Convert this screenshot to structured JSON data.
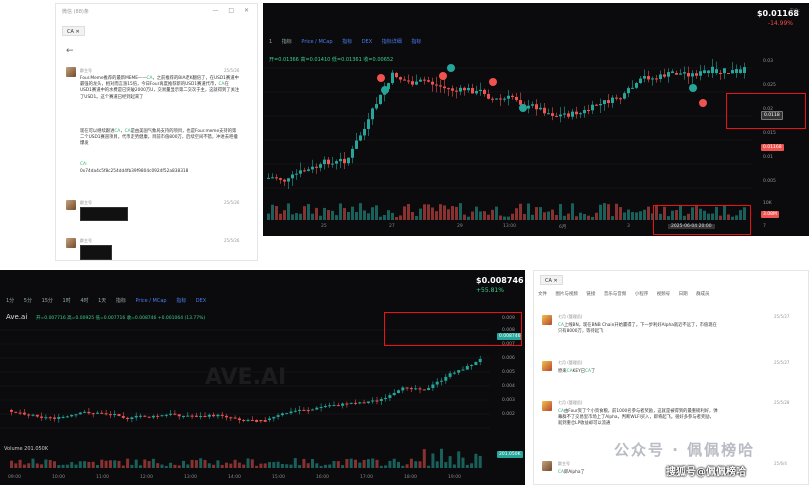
{
  "chat_top": {
    "window_title": "微信 (88)条",
    "window_controls": "— □ ✕",
    "search_chip": "CA ✕",
    "back_glyph": "←",
    "messages": [
      {
        "user": "群主号",
        "date": "25/5/26",
        "text_pre": "Four.Meme推荐的最新MEME——",
        "ca1": "CA",
        "text_mid": "，之前推荐的BIA老K翻倍了，在USD1赛道中最强的龙头，相对而言涨15倍，今日Four再度推荐新的USD1赛道代币，",
        "ca2": "CA",
        "text_post": "在USD1赛道中的水费是已突破2000万U，交易量显示第二交次于主，这就得到了关注了USD1。这个赛道已经到起来了",
        "text2_pre": "现在可以继续跟进",
        "ca3": "CA",
        "text2_mid": "，",
        "ca4": "CA",
        "text2_post": "是由美国气象局支持的项目，也是Four.meme支持的第二个USD1赛道项目，代币走势健康，目前市值800万，后续空间不错，冲进去吧撸爆发",
        "ca_label": "CA:",
        "ca_address": "0x74da4c5f8c254dd4fb39f9804c0924f52a838318"
      },
      {
        "user": "群主号",
        "date": "25/5/26"
      },
      {
        "user": "群主号",
        "date": "25/5/26"
      }
    ]
  },
  "chart_top": {
    "price": "$0.01168",
    "change": "-14.99%",
    "corner_label": "安全：",
    "toolbar": [
      "1",
      "指标",
      "Price / MCap",
      "指标",
      "DEX",
      "指标详细",
      "指标"
    ],
    "ohlc": "开=0.01366  高=0.01410  低=0.01361  收=0.00652",
    "y_ticks": [
      "0.03",
      "0.025",
      "0.02",
      "0.015",
      "0.01",
      "0.005"
    ],
    "price_tag": "0.0118",
    "price_tag2": "0.01168",
    "vol_tag": "3.08M",
    "vol_label": "10K",
    "x_ticks": [
      "25",
      "27",
      "29",
      "13:00",
      "6月",
      "3",
      "7"
    ],
    "x_highlight": "2025-06-04  20:00"
  },
  "chart_bottom": {
    "price": "$0.008746",
    "change": "+55.81%",
    "toolbar": [
      "1分",
      "5分",
      "15分",
      "1时",
      "4时",
      "1天",
      "指标",
      "Price / MCap",
      "指标",
      "DEX"
    ],
    "title": "Ave.ai",
    "ohlc": "开=0.007716  高=0.00925  低=0.007716  收=0.008746  +0.001064 (13.77%)",
    "watermark": "AVE.AI",
    "y_ticks": [
      "0.009",
      "0.008",
      "0.007",
      "0.006",
      "0.005",
      "0.004",
      "0.003",
      "0.002"
    ],
    "price_tag": "0.008746",
    "vol_label": "Volume  201.050K",
    "vol_tag": "201.050K",
    "x_ticks": [
      "09:00",
      "10:00",
      "11:00",
      "12:00",
      "13:00",
      "14:00",
      "15:00",
      "16:00",
      "17:00",
      "18:00",
      "19:00"
    ]
  },
  "chat_bottom": {
    "search_chip": "CA ✕",
    "menu": [
      "文件",
      "图片与视频",
      "链接",
      "音乐与音频",
      "小程序",
      "视频号",
      "日期",
      "群成员"
    ],
    "messages": [
      {
        "user": "七月 (管理员)",
        "date": "25/5/27",
        "ca": "CA",
        "text": "上线BN，现在BNB Chain开始赢得了。下一步利好Alpha就近不远了，市值现在只有8000万，等待起飞"
      },
      {
        "user": "七月 (管理员)",
        "date": "25/5/27",
        "text_pre": "原來",
        "ca": "CA",
        "text_mid": "KEY已",
        "ca2": "CA",
        "text_post": "了"
      },
      {
        "user": "七月 (管理员)",
        "date": "25/5/28",
        "ca": "CA",
        "text": "由Four资了个小资食粮，前1000名参与者奖励，这就是被得到的最重磅利好，弹幕群不了交易里市场上了Alpha，判断WLFI买入，即将起飞。很好多参与者奖励，就到重仓LP收益却可以流通"
      },
      {
        "user": "群主号",
        "date": "25/6/4",
        "ca": "CA",
        "text": "即Alpha了"
      }
    ]
  },
  "watermarks": {
    "sogou": "公众号 · 佩佩榜哈",
    "sohu": "搜狐号@佩佩榜哈"
  },
  "colors": {
    "up": "#26a69a",
    "down": "#ef5350",
    "bg_chart": "#0b0b0d",
    "highlight_box": "#e11111",
    "ca_green": "#2fb46e"
  }
}
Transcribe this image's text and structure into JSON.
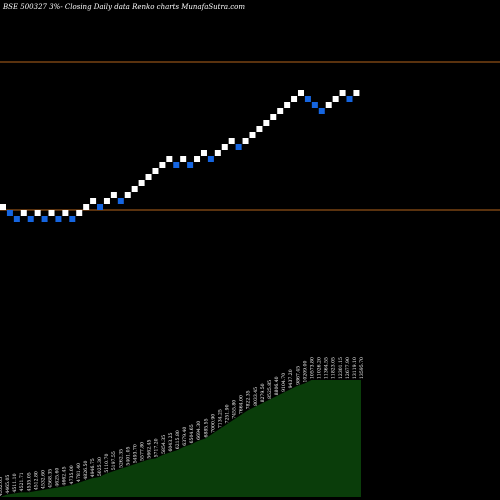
{
  "chart_data": {
    "type": "renko",
    "title": "BSE 500327 3%-  Closing Daily data  Renko  charts MunafaSutra.com",
    "colors": {
      "background": "#000000",
      "up_brick": "#ffffff",
      "down_brick": "#1565e0",
      "reference_line": "#b5651d",
      "volume_fill": "#0a3d0a"
    },
    "reference_levels": [
      "upper",
      "lower"
    ],
    "bricks": [
      {
        "col": 0,
        "step": 0,
        "dir": "up"
      },
      {
        "col": 1,
        "step": -1,
        "dir": "down"
      },
      {
        "col": 2,
        "step": -2,
        "dir": "down"
      },
      {
        "col": 3,
        "step": -1,
        "dir": "up"
      },
      {
        "col": 4,
        "step": -2,
        "dir": "down"
      },
      {
        "col": 5,
        "step": -1,
        "dir": "up"
      },
      {
        "col": 6,
        "step": -2,
        "dir": "down"
      },
      {
        "col": 7,
        "step": -1,
        "dir": "up"
      },
      {
        "col": 8,
        "step": -2,
        "dir": "down"
      },
      {
        "col": 9,
        "step": -1,
        "dir": "up"
      },
      {
        "col": 10,
        "step": -2,
        "dir": "down"
      },
      {
        "col": 11,
        "step": -1,
        "dir": "up"
      },
      {
        "col": 12,
        "step": 0,
        "dir": "up"
      },
      {
        "col": 13,
        "step": 1,
        "dir": "up"
      },
      {
        "col": 14,
        "step": 0,
        "dir": "down"
      },
      {
        "col": 15,
        "step": 1,
        "dir": "up"
      },
      {
        "col": 16,
        "step": 2,
        "dir": "up"
      },
      {
        "col": 17,
        "step": 1,
        "dir": "down"
      },
      {
        "col": 18,
        "step": 2,
        "dir": "up"
      },
      {
        "col": 19,
        "step": 3,
        "dir": "up"
      },
      {
        "col": 20,
        "step": 4,
        "dir": "up"
      },
      {
        "col": 21,
        "step": 5,
        "dir": "up"
      },
      {
        "col": 22,
        "step": 6,
        "dir": "up"
      },
      {
        "col": 23,
        "step": 7,
        "dir": "up"
      },
      {
        "col": 24,
        "step": 8,
        "dir": "up"
      },
      {
        "col": 25,
        "step": 7,
        "dir": "down"
      },
      {
        "col": 26,
        "step": 8,
        "dir": "up"
      },
      {
        "col": 27,
        "step": 7,
        "dir": "down"
      },
      {
        "col": 28,
        "step": 8,
        "dir": "up"
      },
      {
        "col": 29,
        "step": 9,
        "dir": "up"
      },
      {
        "col": 30,
        "step": 8,
        "dir": "down"
      },
      {
        "col": 31,
        "step": 9,
        "dir": "up"
      },
      {
        "col": 32,
        "step": 10,
        "dir": "up"
      },
      {
        "col": 33,
        "step": 11,
        "dir": "up"
      },
      {
        "col": 34,
        "step": 10,
        "dir": "down"
      },
      {
        "col": 35,
        "step": 11,
        "dir": "up"
      },
      {
        "col": 36,
        "step": 12,
        "dir": "up"
      },
      {
        "col": 37,
        "step": 13,
        "dir": "up"
      },
      {
        "col": 38,
        "step": 14,
        "dir": "up"
      },
      {
        "col": 39,
        "step": 15,
        "dir": "up"
      },
      {
        "col": 40,
        "step": 16,
        "dir": "up"
      },
      {
        "col": 41,
        "step": 17,
        "dir": "up"
      },
      {
        "col": 42,
        "step": 18,
        "dir": "up"
      },
      {
        "col": 43,
        "step": 19,
        "dir": "up"
      },
      {
        "col": 44,
        "step": 18,
        "dir": "down"
      },
      {
        "col": 45,
        "step": 17,
        "dir": "down"
      },
      {
        "col": 46,
        "step": 16,
        "dir": "down"
      },
      {
        "col": 47,
        "step": 17,
        "dir": "up"
      },
      {
        "col": 48,
        "step": 18,
        "dir": "up"
      },
      {
        "col": 49,
        "step": 19,
        "dir": "up"
      },
      {
        "col": 50,
        "step": 18,
        "dir": "down"
      },
      {
        "col": 51,
        "step": 19,
        "dir": "up"
      }
    ],
    "volume_levels": [
      0.0,
      0.02,
      0.03,
      0.04,
      0.04,
      0.05,
      0.06,
      0.07,
      0.08,
      0.09,
      0.1,
      0.12,
      0.14,
      0.16,
      0.17,
      0.2,
      0.22,
      0.24,
      0.26,
      0.28,
      0.3,
      0.32,
      0.33,
      0.36,
      0.38,
      0.4,
      0.43,
      0.45,
      0.48,
      0.5,
      0.54,
      0.58,
      0.62,
      0.66,
      0.7,
      0.74,
      0.77,
      0.8,
      0.83,
      0.86,
      0.89,
      0.92,
      0.95,
      0.97,
      1.0,
      1.0,
      1.0,
      1.0,
      1.0,
      1.0,
      1.0,
      1.0
    ],
    "volume_labels": [
      "4532.05",
      "4465.05",
      "4511.10",
      "4521.71",
      "4535.05",
      "4512.80",
      "4532.60",
      "4568.35",
      "4625.60",
      "4662.45",
      "4735.00",
      "4781.40",
      "4826.50",
      "4946.75",
      "5025.30",
      "5110.70",
      "5197.55",
      "5262.35",
      "5401.05",
      "5493.70",
      "5577.80",
      "5662.45",
      "5717.20",
      "5854.35",
      "6043.25",
      "6215.80",
      "6379.40",
      "6504.65",
      "6694.30",
      "6885.55",
      "7000.90",
      "7134.25",
      "7251.90",
      "7455.80",
      "7664.00",
      "7822.35",
      "8033.45",
      "8279.50",
      "8525.85",
      "8806.40",
      "9104.70",
      "9437.20",
      "9867.45",
      "10209.00",
      "10573.80",
      "11026.20",
      "11364.55",
      "11823.05",
      "12301.15",
      "12677.90",
      "13119.10",
      "13595.70"
    ]
  }
}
____________________
Copy out the lines in which the string "date" appears.

Solution:
        "date": "25/5/26",
        "date": "25/5/26"
        "date": "25/5/26"
        "date": "25/5/27",
        "date": "25/5/27",
        "date": "25/5/28",
        "date": "25/6/4",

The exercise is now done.